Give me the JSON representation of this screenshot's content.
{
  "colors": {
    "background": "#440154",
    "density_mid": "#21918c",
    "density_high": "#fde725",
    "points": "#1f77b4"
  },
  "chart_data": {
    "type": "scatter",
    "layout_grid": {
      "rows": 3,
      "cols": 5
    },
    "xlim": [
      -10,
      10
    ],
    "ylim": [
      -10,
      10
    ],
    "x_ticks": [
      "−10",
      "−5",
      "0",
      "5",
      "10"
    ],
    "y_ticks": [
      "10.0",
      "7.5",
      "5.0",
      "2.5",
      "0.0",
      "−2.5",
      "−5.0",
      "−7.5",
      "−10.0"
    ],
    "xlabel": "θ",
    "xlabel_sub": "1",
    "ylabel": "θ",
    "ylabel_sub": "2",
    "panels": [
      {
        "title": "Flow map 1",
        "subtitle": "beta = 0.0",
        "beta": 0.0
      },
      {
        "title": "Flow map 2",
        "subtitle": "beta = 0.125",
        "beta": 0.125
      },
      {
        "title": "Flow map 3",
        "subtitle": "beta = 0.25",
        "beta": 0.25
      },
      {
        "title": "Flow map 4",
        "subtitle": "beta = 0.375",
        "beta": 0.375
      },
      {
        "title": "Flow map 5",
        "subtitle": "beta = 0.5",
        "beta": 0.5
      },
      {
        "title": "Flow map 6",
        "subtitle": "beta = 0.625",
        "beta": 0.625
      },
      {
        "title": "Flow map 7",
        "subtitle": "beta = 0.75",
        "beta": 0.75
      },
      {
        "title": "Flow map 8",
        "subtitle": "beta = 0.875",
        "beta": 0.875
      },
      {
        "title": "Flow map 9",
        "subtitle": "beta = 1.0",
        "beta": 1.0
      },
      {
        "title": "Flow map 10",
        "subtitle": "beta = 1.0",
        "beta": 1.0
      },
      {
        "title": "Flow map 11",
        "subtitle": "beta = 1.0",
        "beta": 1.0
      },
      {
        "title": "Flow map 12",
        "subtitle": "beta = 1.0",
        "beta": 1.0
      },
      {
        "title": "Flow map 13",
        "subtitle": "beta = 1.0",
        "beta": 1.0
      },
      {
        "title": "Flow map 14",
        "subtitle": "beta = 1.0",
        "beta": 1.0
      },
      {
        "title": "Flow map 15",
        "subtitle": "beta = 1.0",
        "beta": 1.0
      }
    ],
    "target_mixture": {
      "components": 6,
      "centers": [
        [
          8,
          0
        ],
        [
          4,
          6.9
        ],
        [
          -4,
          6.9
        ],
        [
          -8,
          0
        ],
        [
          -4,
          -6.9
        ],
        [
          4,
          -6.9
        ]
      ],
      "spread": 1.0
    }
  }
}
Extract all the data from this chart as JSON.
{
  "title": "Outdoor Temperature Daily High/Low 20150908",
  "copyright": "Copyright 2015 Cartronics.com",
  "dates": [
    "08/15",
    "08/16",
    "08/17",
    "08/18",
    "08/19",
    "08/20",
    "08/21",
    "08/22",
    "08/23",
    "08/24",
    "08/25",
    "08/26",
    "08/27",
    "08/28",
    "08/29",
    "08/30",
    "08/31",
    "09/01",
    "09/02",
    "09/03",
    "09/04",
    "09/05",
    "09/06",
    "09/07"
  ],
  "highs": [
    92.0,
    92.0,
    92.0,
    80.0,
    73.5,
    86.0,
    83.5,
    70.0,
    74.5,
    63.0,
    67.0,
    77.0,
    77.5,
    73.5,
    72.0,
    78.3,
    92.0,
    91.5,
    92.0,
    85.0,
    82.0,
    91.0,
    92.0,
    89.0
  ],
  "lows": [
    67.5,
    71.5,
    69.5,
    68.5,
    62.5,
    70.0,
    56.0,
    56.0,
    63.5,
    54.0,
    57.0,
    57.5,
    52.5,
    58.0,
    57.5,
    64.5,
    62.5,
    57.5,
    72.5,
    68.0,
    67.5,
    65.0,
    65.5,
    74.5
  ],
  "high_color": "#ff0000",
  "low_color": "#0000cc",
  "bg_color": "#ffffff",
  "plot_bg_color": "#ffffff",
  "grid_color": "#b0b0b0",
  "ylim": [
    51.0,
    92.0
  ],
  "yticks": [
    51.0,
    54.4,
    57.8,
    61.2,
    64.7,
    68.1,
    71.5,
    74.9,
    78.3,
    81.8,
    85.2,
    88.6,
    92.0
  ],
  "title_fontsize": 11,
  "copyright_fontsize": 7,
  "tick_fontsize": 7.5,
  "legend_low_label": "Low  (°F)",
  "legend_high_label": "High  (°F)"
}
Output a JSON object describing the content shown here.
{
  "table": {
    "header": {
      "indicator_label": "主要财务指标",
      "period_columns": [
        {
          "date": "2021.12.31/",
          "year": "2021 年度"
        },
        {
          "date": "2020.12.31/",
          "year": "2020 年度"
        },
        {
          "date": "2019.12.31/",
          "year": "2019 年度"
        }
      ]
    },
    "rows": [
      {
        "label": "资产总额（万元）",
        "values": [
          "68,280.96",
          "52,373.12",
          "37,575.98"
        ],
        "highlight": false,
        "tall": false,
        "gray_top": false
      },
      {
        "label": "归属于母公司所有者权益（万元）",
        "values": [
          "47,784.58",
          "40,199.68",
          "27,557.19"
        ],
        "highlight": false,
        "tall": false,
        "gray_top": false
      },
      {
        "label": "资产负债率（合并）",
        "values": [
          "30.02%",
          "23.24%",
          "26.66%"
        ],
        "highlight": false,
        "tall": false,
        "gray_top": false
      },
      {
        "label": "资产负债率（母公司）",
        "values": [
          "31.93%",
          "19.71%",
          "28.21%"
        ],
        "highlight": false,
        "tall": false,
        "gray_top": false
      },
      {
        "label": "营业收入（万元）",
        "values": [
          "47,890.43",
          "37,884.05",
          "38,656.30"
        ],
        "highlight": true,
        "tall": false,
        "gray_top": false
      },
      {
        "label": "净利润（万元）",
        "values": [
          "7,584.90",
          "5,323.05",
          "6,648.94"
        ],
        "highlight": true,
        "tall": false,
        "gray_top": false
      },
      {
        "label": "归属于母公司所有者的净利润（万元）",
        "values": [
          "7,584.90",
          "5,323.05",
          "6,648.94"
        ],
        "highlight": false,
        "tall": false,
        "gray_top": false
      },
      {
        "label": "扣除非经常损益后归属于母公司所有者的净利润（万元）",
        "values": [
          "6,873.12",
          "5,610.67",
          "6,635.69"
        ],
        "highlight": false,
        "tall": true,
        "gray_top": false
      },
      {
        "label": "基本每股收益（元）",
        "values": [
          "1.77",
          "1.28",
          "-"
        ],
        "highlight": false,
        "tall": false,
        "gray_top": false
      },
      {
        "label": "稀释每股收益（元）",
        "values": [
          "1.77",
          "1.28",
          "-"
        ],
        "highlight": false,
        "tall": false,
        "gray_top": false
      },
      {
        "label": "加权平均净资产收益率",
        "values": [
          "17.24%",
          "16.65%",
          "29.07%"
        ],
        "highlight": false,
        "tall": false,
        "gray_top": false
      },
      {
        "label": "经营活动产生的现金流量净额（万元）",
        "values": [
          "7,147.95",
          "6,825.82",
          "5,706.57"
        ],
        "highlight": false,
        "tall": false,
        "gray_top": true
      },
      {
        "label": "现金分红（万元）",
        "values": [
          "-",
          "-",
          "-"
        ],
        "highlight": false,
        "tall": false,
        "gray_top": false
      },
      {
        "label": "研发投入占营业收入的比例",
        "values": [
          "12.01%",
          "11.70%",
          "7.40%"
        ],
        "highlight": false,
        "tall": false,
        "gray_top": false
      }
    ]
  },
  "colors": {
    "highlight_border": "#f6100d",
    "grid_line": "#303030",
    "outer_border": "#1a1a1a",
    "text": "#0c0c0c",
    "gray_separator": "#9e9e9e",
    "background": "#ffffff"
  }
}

### INSTRUCTION
Find the lines containing "this" and list every one of them.

### COMPLETE ANSWER
Give me the JSON representation of this screenshot's content.
Extract all the data from this chart as JSON.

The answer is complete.